To do: Scan the lines below for the word "часовой". Copy each line you find it in.

=======

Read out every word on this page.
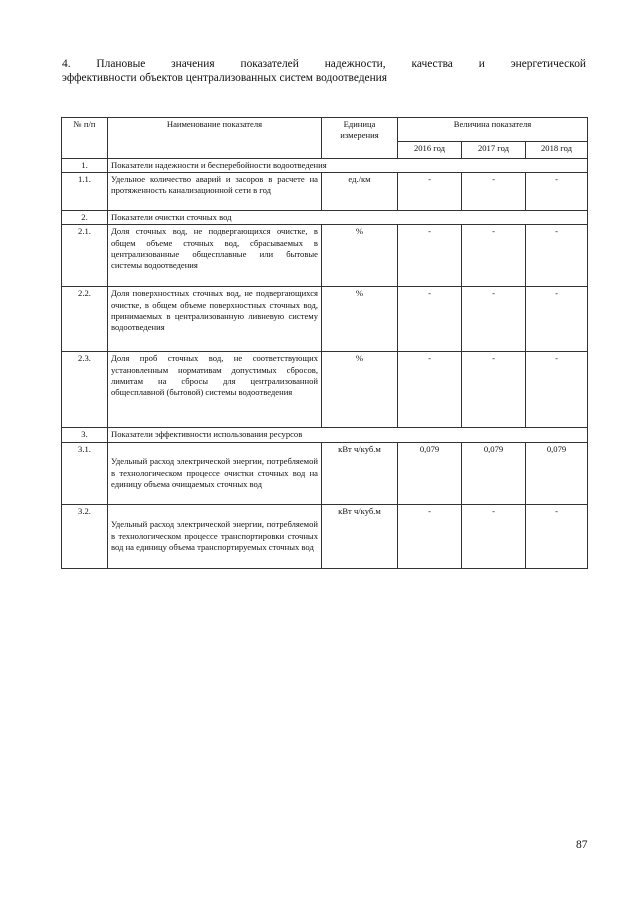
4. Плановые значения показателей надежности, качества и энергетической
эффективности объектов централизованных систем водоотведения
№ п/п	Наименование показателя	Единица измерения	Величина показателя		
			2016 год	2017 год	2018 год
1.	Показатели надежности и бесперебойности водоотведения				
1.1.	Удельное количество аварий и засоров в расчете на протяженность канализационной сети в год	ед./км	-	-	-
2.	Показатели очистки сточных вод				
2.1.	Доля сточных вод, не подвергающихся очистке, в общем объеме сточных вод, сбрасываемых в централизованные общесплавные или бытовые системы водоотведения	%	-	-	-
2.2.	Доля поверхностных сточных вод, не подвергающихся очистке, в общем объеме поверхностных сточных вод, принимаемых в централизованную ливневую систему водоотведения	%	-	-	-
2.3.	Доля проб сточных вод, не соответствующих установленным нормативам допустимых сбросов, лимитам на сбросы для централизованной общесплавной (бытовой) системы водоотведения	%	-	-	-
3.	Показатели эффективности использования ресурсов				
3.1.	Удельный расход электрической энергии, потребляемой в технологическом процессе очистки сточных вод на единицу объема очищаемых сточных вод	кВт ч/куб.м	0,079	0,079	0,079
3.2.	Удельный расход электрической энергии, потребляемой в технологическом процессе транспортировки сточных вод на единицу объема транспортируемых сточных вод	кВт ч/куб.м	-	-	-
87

=======

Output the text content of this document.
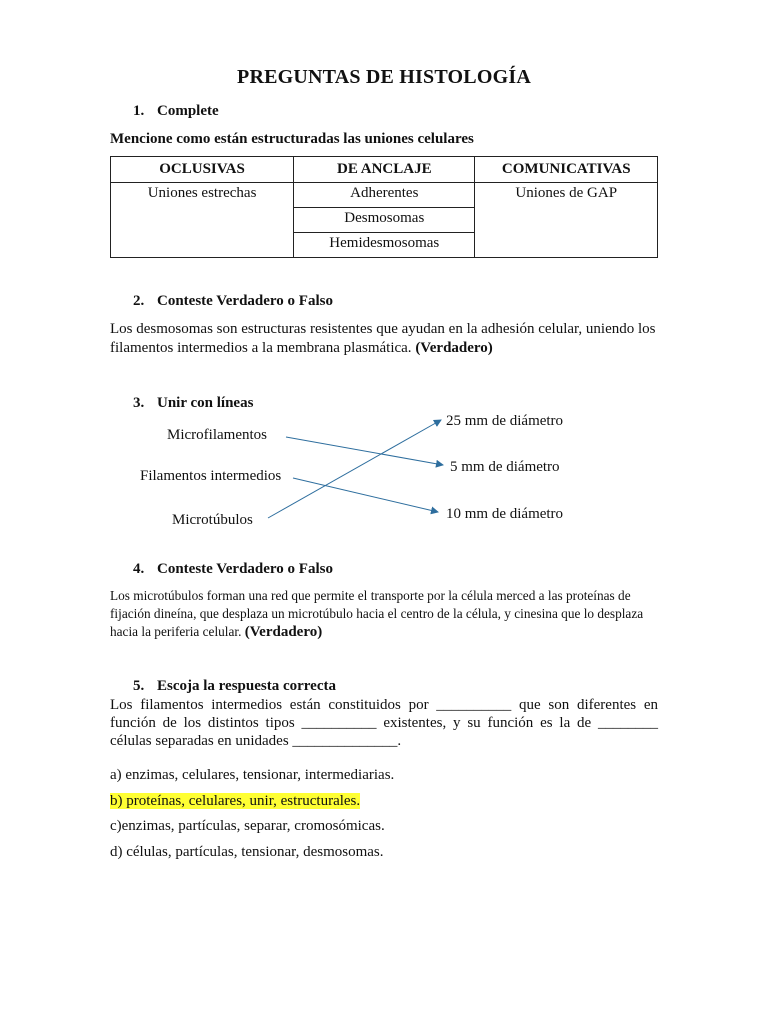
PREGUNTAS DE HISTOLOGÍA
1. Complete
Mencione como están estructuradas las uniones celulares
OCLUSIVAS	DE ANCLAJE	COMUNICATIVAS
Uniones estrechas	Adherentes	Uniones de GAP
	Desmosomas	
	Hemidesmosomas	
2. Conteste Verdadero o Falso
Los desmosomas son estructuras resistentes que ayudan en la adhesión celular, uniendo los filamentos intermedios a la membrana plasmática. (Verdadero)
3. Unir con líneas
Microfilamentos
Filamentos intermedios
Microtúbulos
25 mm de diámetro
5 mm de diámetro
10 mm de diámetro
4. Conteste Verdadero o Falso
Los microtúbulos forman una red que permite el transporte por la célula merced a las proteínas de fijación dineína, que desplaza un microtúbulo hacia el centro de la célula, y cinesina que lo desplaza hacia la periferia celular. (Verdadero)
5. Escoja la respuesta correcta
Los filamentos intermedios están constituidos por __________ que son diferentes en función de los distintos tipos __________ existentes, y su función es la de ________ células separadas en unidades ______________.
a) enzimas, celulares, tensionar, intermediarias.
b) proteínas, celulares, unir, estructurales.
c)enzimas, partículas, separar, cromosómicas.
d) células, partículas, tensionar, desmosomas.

=======

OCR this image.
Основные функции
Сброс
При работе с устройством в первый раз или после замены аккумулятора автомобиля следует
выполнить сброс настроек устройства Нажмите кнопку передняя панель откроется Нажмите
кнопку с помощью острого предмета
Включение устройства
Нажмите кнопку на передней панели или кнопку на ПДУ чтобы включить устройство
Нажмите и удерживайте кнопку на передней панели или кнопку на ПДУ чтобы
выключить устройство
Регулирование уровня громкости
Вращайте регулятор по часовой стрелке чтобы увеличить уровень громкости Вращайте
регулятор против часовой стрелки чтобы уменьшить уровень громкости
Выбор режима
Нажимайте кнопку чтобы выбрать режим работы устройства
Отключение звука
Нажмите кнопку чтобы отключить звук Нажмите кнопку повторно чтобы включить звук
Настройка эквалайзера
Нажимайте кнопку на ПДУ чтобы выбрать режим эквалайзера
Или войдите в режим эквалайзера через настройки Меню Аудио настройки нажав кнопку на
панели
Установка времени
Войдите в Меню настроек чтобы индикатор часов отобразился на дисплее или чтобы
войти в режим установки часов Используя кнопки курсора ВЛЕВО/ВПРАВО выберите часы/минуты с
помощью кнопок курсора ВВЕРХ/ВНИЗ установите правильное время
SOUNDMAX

=======

Solution for this task:
Вращайте регулятор по часовой стрелке чтобы увеличить уровень громкости Вращайте
регулятор против часовой стрелки чтобы уменьшить уровень громкости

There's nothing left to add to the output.